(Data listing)

BEGIN

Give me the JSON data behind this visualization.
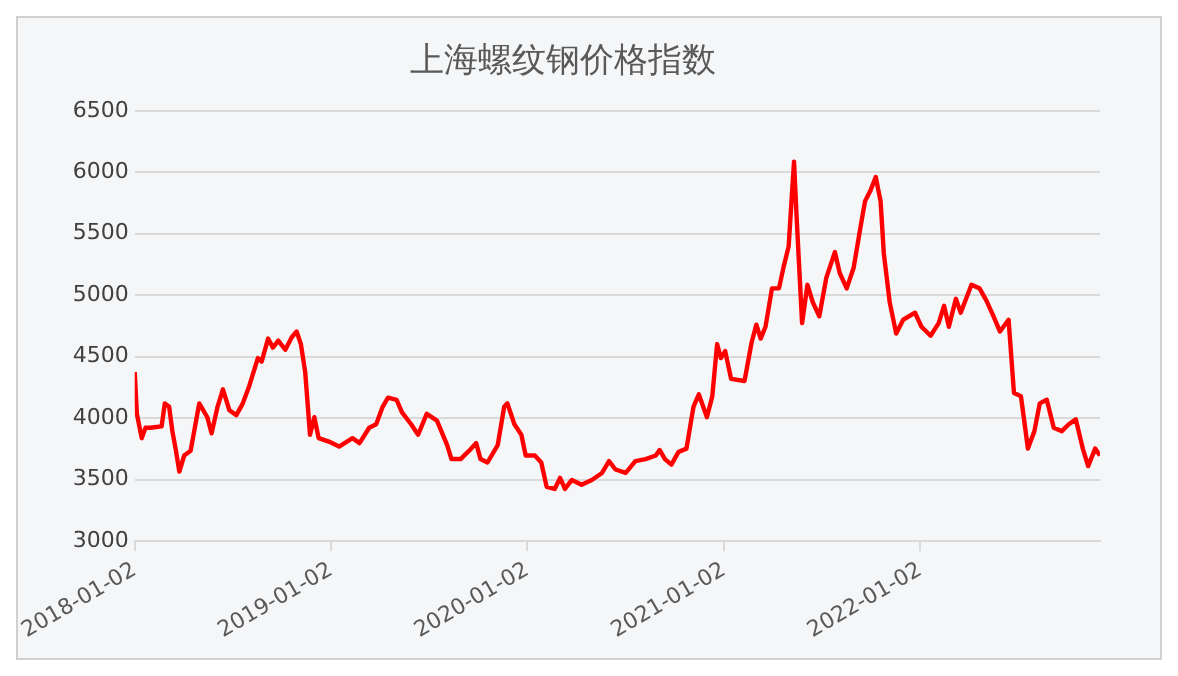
{
  "chart_data": {
    "type": "line",
    "title": "上海螺纹钢价格指数",
    "x": [
      "2018-01-02",
      "2018-01-06",
      "2018-01-15",
      "2018-01-22",
      "2018-01-31",
      "2018-02-21",
      "2018-02-27",
      "2018-03-07",
      "2018-03-13",
      "2018-03-19",
      "2018-03-26",
      "2018-04-04",
      "2018-04-16",
      "2018-05-02",
      "2018-05-17",
      "2018-05-25",
      "2018-06-05",
      "2018-06-15",
      "2018-06-27",
      "2018-07-10",
      "2018-07-22",
      "2018-08-03",
      "2018-08-19",
      "2018-08-26",
      "2018-09-07",
      "2018-09-16",
      "2018-09-26",
      "2018-10-09",
      "2018-10-21",
      "2018-10-30",
      "2018-11-07",
      "2018-11-15",
      "2018-11-24",
      "2018-12-02",
      "2018-12-10",
      "2018-12-29",
      "2019-01-17",
      "2019-02-11",
      "2019-02-24",
      "2019-03-14",
      "2019-03-27",
      "2019-04-08",
      "2019-04-18",
      "2019-05-04",
      "2019-05-14",
      "2019-05-31",
      "2019-06-13",
      "2019-06-29",
      "2019-07-18",
      "2019-08-06",
      "2019-08-14",
      "2019-08-31",
      "2019-09-16",
      "2019-09-29",
      "2019-10-07",
      "2019-10-20",
      "2019-11-08",
      "2019-11-20",
      "2019-11-26",
      "2019-12-09",
      "2019-12-22",
      "2019-12-30",
      "2020-01-16",
      "2020-01-28",
      "2020-02-07",
      "2020-02-22",
      "2020-03-03",
      "2020-03-12",
      "2020-03-25",
      "2020-04-12",
      "2020-05-01",
      "2020-05-20",
      "2020-06-02",
      "2020-06-14",
      "2020-07-03",
      "2020-07-21",
      "2020-08-09",
      "2020-08-28",
      "2020-09-04",
      "2020-09-14",
      "2020-09-26",
      "2020-10-09",
      "2020-10-24",
      "2020-11-06",
      "2020-11-16",
      "2020-12-01",
      "2020-12-11",
      "2020-12-20",
      "2020-12-27",
      "2021-01-04",
      "2021-01-15",
      "2021-02-09",
      "2021-02-22",
      "2021-03-03",
      "2021-03-11",
      "2021-03-20",
      "2021-04-01",
      "2021-04-14",
      "2021-04-23",
      "2021-05-02",
      "2021-05-12",
      "2021-05-17",
      "2021-05-27",
      "2021-06-06",
      "2021-06-16",
      "2021-06-28",
      "2021-07-11",
      "2021-07-27",
      "2021-08-05",
      "2021-08-18",
      "2021-08-31",
      "2021-09-12",
      "2021-09-21",
      "2021-10-01",
      "2021-10-11",
      "2021-10-20",
      "2021-10-26",
      "2021-11-06",
      "2021-11-18",
      "2021-12-01",
      "2021-12-23",
      "2022-01-04",
      "2022-01-21",
      "2022-02-05",
      "2022-02-15",
      "2022-02-24",
      "2022-03-09",
      "2022-03-18",
      "2022-04-07",
      "2022-04-22",
      "2022-05-05",
      "2022-05-18",
      "2022-05-30",
      "2022-06-15",
      "2022-06-25",
      "2022-07-08",
      "2022-07-21",
      "2022-08-02",
      "2022-08-12",
      "2022-08-25",
      "2022-09-07",
      "2022-09-22",
      "2022-10-05",
      "2022-10-18",
      "2022-10-31",
      "2022-11-10",
      "2022-11-23",
      "2022-12-02"
    ],
    "series": [
      {
        "color": "#ff0000",
        "values": [
          4376,
          4036,
          3838,
          3923,
          3923,
          3934,
          4121,
          4093,
          3895,
          3753,
          3566,
          3697,
          3736,
          4121,
          4008,
          3877,
          4093,
          4235,
          4065,
          4025,
          4121,
          4263,
          4489,
          4461,
          4648,
          4574,
          4631,
          4557,
          4659,
          4705,
          4603,
          4376,
          3866,
          4008,
          3838,
          3810,
          3770,
          3838,
          3798,
          3923,
          3951,
          4093,
          4167,
          4150,
          4048,
          3951,
          3866,
          4036,
          3980,
          3781,
          3668,
          3668,
          3736,
          3798,
          3668,
          3640,
          3781,
          4093,
          4121,
          3951,
          3866,
          3697,
          3697,
          3640,
          3442,
          3425,
          3515,
          3425,
          3498,
          3459,
          3498,
          3555,
          3651,
          3583,
          3555,
          3651,
          3668,
          3697,
          3742,
          3668,
          3623,
          3725,
          3753,
          4093,
          4195,
          4008,
          4178,
          4603,
          4489,
          4546,
          4320,
          4303,
          4614,
          4761,
          4648,
          4744,
          5056,
          5056,
          5237,
          5396,
          6087,
          5622,
          4773,
          5085,
          4942,
          4829,
          5141,
          5351,
          5181,
          5056,
          5226,
          5538,
          5764,
          5849,
          5962,
          5764,
          5340,
          4942,
          4688,
          4801,
          4858,
          4744,
          4671,
          4773,
          4914,
          4744,
          4971,
          4858,
          5085,
          5056,
          4954,
          4829,
          4705,
          4801,
          4206,
          4178,
          3753,
          3895,
          4121,
          4150,
          3923,
          3895,
          3951,
          3991,
          3753,
          3611,
          3753,
          3697
        ]
      }
    ],
    "xlim": [
      "2018-01-02",
      "2022-12-02"
    ],
    "xticks": [
      "2018-01-02",
      "2019-01-02",
      "2020-01-02",
      "2021-01-02",
      "2022-01-02"
    ],
    "ylim": [
      3000,
      6500
    ],
    "yticks": [
      3000,
      3500,
      4000,
      4500,
      5000,
      5500,
      6000,
      6500
    ],
    "grid": "y",
    "legend": false,
    "marker": "none",
    "line_style": "solid"
  }
}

END

Set exercise: Any pictures should be dropped; transcribe the rest of the records above exactly.

Exercise output:
Give me the JSON data behind this visualization.
{
  "chart_data": {
    "type": "line",
    "title": "上海螺纹钢价格指数",
    "x": [
      "2018-01-02",
      "2018-01-06",
      "2018-01-15",
      "2018-01-22",
      "2018-01-31",
      "2018-02-21",
      "2018-02-27",
      "2018-03-07",
      "2018-03-13",
      "2018-03-19",
      "2018-03-26",
      "2018-04-04",
      "2018-04-16",
      "2018-05-02",
      "2018-05-17",
      "2018-05-25",
      "2018-06-05",
      "2018-06-15",
      "2018-06-27",
      "2018-07-10",
      "2018-07-22",
      "2018-08-03",
      "2018-08-19",
      "2018-08-26",
      "2018-09-07",
      "2018-09-16",
      "2018-09-26",
      "2018-10-09",
      "2018-10-21",
      "2018-10-30",
      "2018-11-07",
      "2018-11-15",
      "2018-11-24",
      "2018-12-02",
      "2018-12-10",
      "2018-12-29",
      "2019-01-17",
      "2019-02-11",
      "2019-02-24",
      "2019-03-14",
      "2019-03-27",
      "2019-04-08",
      "2019-04-18",
      "2019-05-04",
      "2019-05-14",
      "2019-05-31",
      "2019-06-13",
      "2019-06-29",
      "2019-07-18",
      "2019-08-06",
      "2019-08-14",
      "2019-08-31",
      "2019-09-16",
      "2019-09-29",
      "2019-10-07",
      "2019-10-20",
      "2019-11-08",
      "2019-11-20",
      "2019-11-26",
      "2019-12-09",
      "2019-12-22",
      "2019-12-30",
      "2020-01-16",
      "2020-01-28",
      "2020-02-07",
      "2020-02-22",
      "2020-03-03",
      "2020-03-12",
      "2020-03-25",
      "2020-04-12",
      "2020-05-01",
      "2020-05-20",
      "2020-06-02",
      "2020-06-14",
      "2020-07-03",
      "2020-07-21",
      "2020-08-09",
      "2020-08-28",
      "2020-09-04",
      "2020-09-14",
      "2020-09-26",
      "2020-10-09",
      "2020-10-24",
      "2020-11-06",
      "2020-11-16",
      "2020-12-01",
      "2020-12-11",
      "2020-12-20",
      "2020-12-27",
      "2021-01-04",
      "2021-01-15",
      "2021-02-09",
      "2021-02-22",
      "2021-03-03",
      "2021-03-11",
      "2021-03-20",
      "2021-04-01",
      "2021-04-14",
      "2021-04-23",
      "2021-05-02",
      "2021-05-12",
      "2021-05-17",
      "2021-05-27",
      "2021-06-06",
      "2021-06-16",
      "2021-06-28",
      "2021-07-11",
      "2021-07-27",
      "2021-08-05",
      "2021-08-18",
      "2021-08-31",
      "2021-09-12",
      "2021-09-21",
      "2021-10-01",
      "2021-10-11",
      "2021-10-20",
      "2021-10-26",
      "2021-11-06",
      "2021-11-18",
      "2021-12-01",
      "2021-12-23",
      "2022-01-04",
      "2022-01-21",
      "2022-02-05",
      "2022-02-15",
      "2022-02-24",
      "2022-03-09",
      "2022-03-18",
      "2022-04-07",
      "2022-04-22",
      "2022-05-05",
      "2022-05-18",
      "2022-05-30",
      "2022-06-15",
      "2022-06-25",
      "2022-07-08",
      "2022-07-21",
      "2022-08-02",
      "2022-08-12",
      "2022-08-25",
      "2022-09-07",
      "2022-09-22",
      "2022-10-05",
      "2022-10-18",
      "2022-10-31",
      "2022-11-10",
      "2022-11-23",
      "2022-12-02"
    ],
    "series": [
      {
        "color": "#ff0000",
        "values": [
          4376,
          4036,
          3838,
          3923,
          3923,
          3934,
          4121,
          4093,
          3895,
          3753,
          3566,
          3697,
          3736,
          4121,
          4008,
          3877,
          4093,
          4235,
          4065,
          4025,
          4121,
          4263,
          4489,
          4461,
          4648,
          4574,
          4631,
          4557,
          4659,
          4705,
          4603,
          4376,
          3866,
          4008,
          3838,
          3810,
          3770,
          3838,
          3798,
          3923,
          3951,
          4093,
          4167,
          4150,
          4048,
          3951,
          3866,
          4036,
          3980,
          3781,
          3668,
          3668,
          3736,
          3798,
          3668,
          3640,
          3781,
          4093,
          4121,
          3951,
          3866,
          3697,
          3697,
          3640,
          3442,
          3425,
          3515,
          3425,
          3498,
          3459,
          3498,
          3555,
          3651,
          3583,
          3555,
          3651,
          3668,
          3697,
          3742,
          3668,
          3623,
          3725,
          3753,
          4093,
          4195,
          4008,
          4178,
          4603,
          4489,
          4546,
          4320,
          4303,
          4614,
          4761,
          4648,
          4744,
          5056,
          5056,
          5237,
          5396,
          6087,
          5622,
          4773,
          5085,
          4942,
          4829,
          5141,
          5351,
          5181,
          5056,
          5226,
          5538,
          5764,
          5849,
          5962,
          5764,
          5340,
          4942,
          4688,
          4801,
          4858,
          4744,
          4671,
          4773,
          4914,
          4744,
          4971,
          4858,
          5085,
          5056,
          4954,
          4829,
          4705,
          4801,
          4206,
          4178,
          3753,
          3895,
          4121,
          4150,
          3923,
          3895,
          3951,
          3991,
          3753,
          3611,
          3753,
          3697
        ]
      }
    ],
    "xlim": [
      "2018-01-02",
      "2022-12-02"
    ],
    "xticks": [
      "2018-01-02",
      "2019-01-02",
      "2020-01-02",
      "2021-01-02",
      "2022-01-02"
    ],
    "ylim": [
      3000,
      6500
    ],
    "yticks": [
      3000,
      3500,
      4000,
      4500,
      5000,
      5500,
      6000,
      6500
    ],
    "grid": "y",
    "legend": false,
    "marker": "none",
    "line_style": "solid"
  }
}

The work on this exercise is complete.